___ MATERIAL SUPPLIED
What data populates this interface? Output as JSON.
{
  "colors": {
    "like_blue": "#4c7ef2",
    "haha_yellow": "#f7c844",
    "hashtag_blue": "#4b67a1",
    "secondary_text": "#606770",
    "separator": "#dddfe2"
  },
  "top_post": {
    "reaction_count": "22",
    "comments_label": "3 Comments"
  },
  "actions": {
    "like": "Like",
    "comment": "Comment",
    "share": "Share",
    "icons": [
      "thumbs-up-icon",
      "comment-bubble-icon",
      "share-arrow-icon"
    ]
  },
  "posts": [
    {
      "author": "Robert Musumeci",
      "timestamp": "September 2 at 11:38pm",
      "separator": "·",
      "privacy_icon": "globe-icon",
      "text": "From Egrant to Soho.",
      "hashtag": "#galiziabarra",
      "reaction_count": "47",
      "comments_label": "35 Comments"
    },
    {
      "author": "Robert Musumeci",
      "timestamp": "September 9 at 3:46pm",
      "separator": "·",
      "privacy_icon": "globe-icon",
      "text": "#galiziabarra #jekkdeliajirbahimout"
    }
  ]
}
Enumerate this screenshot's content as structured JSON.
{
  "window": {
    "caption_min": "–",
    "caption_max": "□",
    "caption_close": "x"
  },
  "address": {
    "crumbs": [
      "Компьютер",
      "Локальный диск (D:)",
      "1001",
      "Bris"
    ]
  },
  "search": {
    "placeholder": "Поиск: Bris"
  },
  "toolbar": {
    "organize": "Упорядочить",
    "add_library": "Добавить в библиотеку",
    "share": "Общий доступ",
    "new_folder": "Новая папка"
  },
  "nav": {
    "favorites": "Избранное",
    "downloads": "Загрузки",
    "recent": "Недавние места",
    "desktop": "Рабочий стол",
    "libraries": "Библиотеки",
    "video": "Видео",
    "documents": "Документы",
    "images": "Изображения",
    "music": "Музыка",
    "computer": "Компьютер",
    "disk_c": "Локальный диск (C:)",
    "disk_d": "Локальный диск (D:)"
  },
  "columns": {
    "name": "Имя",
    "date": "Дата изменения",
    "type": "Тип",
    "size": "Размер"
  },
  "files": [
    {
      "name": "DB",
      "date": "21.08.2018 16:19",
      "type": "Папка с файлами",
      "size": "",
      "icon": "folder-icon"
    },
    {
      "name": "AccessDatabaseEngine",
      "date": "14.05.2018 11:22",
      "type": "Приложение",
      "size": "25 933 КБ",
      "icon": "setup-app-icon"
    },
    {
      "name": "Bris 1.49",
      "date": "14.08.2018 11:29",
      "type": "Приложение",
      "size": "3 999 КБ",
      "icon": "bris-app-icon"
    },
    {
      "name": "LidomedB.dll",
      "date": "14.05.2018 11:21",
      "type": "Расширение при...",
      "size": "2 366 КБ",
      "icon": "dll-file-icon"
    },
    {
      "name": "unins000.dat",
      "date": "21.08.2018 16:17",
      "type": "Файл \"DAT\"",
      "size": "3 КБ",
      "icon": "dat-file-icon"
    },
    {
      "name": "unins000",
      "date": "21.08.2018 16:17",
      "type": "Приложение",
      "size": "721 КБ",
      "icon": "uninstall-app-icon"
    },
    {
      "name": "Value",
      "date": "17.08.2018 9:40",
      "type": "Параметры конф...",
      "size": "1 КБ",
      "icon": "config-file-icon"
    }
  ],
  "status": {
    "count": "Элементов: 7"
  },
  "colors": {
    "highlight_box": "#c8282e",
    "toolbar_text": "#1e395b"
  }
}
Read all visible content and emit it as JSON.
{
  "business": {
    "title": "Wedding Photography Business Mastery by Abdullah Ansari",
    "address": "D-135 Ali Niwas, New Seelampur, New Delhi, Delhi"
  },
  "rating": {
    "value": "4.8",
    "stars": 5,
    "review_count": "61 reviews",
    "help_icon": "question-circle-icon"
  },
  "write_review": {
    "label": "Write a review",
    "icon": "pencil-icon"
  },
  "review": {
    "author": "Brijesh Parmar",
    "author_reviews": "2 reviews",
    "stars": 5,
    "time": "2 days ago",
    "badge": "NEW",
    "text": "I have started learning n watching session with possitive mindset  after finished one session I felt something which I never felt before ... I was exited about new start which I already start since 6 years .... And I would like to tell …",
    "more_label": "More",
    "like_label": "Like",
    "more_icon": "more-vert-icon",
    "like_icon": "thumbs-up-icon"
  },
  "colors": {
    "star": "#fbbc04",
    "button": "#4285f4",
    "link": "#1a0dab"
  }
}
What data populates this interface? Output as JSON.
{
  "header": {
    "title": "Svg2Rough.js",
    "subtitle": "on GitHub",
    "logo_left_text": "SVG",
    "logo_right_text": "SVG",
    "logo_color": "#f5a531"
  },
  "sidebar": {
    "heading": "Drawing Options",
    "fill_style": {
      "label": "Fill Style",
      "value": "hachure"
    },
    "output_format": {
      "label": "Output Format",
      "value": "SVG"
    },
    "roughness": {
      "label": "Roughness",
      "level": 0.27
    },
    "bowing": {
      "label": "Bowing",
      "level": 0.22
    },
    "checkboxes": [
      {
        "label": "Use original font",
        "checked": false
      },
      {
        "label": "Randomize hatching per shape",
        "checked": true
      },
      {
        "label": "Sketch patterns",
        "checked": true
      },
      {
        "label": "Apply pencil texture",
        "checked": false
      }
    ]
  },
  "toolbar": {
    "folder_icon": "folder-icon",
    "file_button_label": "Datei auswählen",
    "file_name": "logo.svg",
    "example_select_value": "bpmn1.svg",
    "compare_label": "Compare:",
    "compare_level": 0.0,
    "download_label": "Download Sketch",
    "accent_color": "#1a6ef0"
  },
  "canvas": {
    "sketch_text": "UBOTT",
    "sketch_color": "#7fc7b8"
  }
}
______
TO BE DONE:
Return every record, word for word.

THE REPLY:
What data populates this interface? Output as JSON.
{
  "colors": {
    "like_blue": "#4c7ef2",
    "haha_yellow": "#f7c844",
    "hashtag_blue": "#4b67a1",
    "secondary_text": "#606770",
    "separator": "#dddfe2"
  },
  "top_post": {
    "reaction_count": "22",
    "comments_label": "3 Comments"
  },
  "actions": {
    "like": "Like",
    "comment": "Comment",
    "share": "Share",
    "icons": [
      "thumbs-up-icon",
      "comment-bubble-icon",
      "share-arrow-icon"
    ]
  },
  "posts": [
    {
      "author": "Robert Musumeci",
      "timestamp": "September 2 at 11:38pm",
      "separator": "·",
      "privacy_icon": "globe-icon",
      "text": "From Egrant to Soho.",
      "hashtag": "#galiziabarra",
      "reaction_count": "47",
      "comments_label": "35 Comments"
    },
    {
      "author": "Robert Musumeci",
      "timestamp": "September 9 at 3:46pm",
      "separator": "·",
      "privacy_icon": "globe-icon",
      "text": "#galiziabarra #jekkdeliajirbahimout"
    }
  ]
}
Enumerate this screenshot's content as structured JSON.
{
  "window": {
    "caption_min": "–",
    "caption_max": "□",
    "caption_close": "x"
  },
  "address": {
    "crumbs": [
      "Компьютер",
      "Локальный диск (D:)",
      "1001",
      "Bris"
    ]
  },
  "search": {
    "placeholder": "Поиск: Bris"
  },
  "toolbar": {
    "organize": "Упорядочить",
    "add_library": "Добавить в библиотеку",
    "share": "Общий доступ",
    "new_folder": "Новая папка"
  },
  "nav": {
    "favorites": "Избранное",
    "downloads": "Загрузки",
    "recent": "Недавние места",
    "desktop": "Рабочий стол",
    "libraries": "Библиотеки",
    "video": "Видео",
    "documents": "Документы",
    "images": "Изображения",
    "music": "Музыка",
    "computer": "Компьютер",
    "disk_c": "Локальный диск (C:)",
    "disk_d": "Локальный диск (D:)"
  },
  "columns": {
    "name": "Имя",
    "date": "Дата изменения",
    "type": "Тип",
    "size": "Размер"
  },
  "files": [
    {
      "name": "DB",
      "date": "21.08.2018 16:19",
      "type": "Папка с файлами",
      "size": "",
      "icon": "folder-icon"
    },
    {
      "name": "AccessDatabaseEngine",
      "date": "14.05.2018 11:22",
      "type": "Приложение",
      "size": "25 933 КБ",
      "icon": "setup-app-icon"
    },
    {
      "name": "Bris 1.49",
      "date": "14.08.2018 11:29",
      "type": "Приложение",
      "size": "3 999 КБ",
      "icon": "bris-app-icon"
    },
    {
      "name": "LidomedB.dll",
      "date": "14.05.2018 11:21",
      "type": "Расширение при...",
      "size": "2 366 КБ",
      "icon": "dll-file-icon"
    },
    {
      "name": "unins000.dat",
      "date": "21.08.2018 16:17",
      "type": "Файл \"DAT\"",
      "size": "3 КБ",
      "icon": "dat-file-icon"
    },
    {
      "name": "unins000",
      "date": "21.08.2018 16:17",
      "type": "Приложение",
      "size": "721 КБ",
      "icon": "uninstall-app-icon"
    },
    {
      "name": "Value",
      "date": "17.08.2018 9:40",
      "type": "Параметры конф...",
      "size": "1 КБ",
      "icon": "config-file-icon"
    }
  ],
  "status": {
    "count": "Элементов: 7"
  },
  "colors": {
    "highlight_box": "#c8282e",
    "toolbar_text": "#1e395b"
  }
}
Read all visible content and emit it as JSON.
{
  "business": {
    "title": "Wedding Photography Business Mastery by Abdullah Ansari",
    "address": "D-135 Ali Niwas, New Seelampur, New Delhi, Delhi"
  },
  "rating": {
    "value": "4.8",
    "stars": 5,
    "review_count": "61 reviews",
    "help_icon": "question-circle-icon"
  },
  "write_review": {
    "label": "Write a review",
    "icon": "pencil-icon"
  },
  "review": {
    "author": "Brijesh Parmar",
    "author_reviews": "2 reviews",
    "stars": 5,
    "time": "2 days ago",
    "badge": "NEW",
    "text": "I have started learning n watching session with possitive mindset  after finished one session I felt something which I never felt before ... I was exited about new start which I already start since 6 years .... And I would like to tell …",
    "more_label": "More",
    "like_label": "Like",
    "more_icon": "more-vert-icon",
    "like_icon": "thumbs-up-icon"
  },
  "colors": {
    "star": "#fbbc04",
    "button": "#4285f4",
    "link": "#1a0dab"
  }
}
What data populates this interface? Output as JSON.
{
  "header": {
    "title": "Svg2Rough.js",
    "subtitle": "on GitHub",
    "logo_left_text": "SVG",
    "logo_right_text": "SVG",
    "logo_color": "#f5a531"
  },
  "sidebar": {
    "heading": "Drawing Options",
    "fill_style": {
      "label": "Fill Style",
      "value": "hachure"
    },
    "output_format": {
      "label": "Output Format",
      "value": "SVG"
    },
    "roughness": {
      "label": "Roughness",
      "level": 0.27
    },
    "bowing": {
      "label": "Bowing",
      "level": 0.22
    },
    "checkboxes": [
      {
        "label": "Use original font",
        "checked": false
      },
      {
        "label": "Randomize hatching per shape",
        "checked": true
      },
      {
        "label": "Sketch patterns",
        "checked": true
      },
      {
        "label": "Apply pencil texture",
        "checked": false
      }
    ]
  },
  "toolbar": {
    "folder_icon": "folder-icon",
    "file_button_label": "Datei auswählen",
    "file_name": "logo.svg",
    "example_select_value": "bpmn1.svg",
    "compare_label": "Compare:",
    "compare_level": 0.0,
    "download_label": "Download Sketch",
    "accent_color": "#1a6ef0"
  },
  "canvas": {
    "sketch_text": "UBOTT",
    "sketch_color": "#7fc7b8"
  }
}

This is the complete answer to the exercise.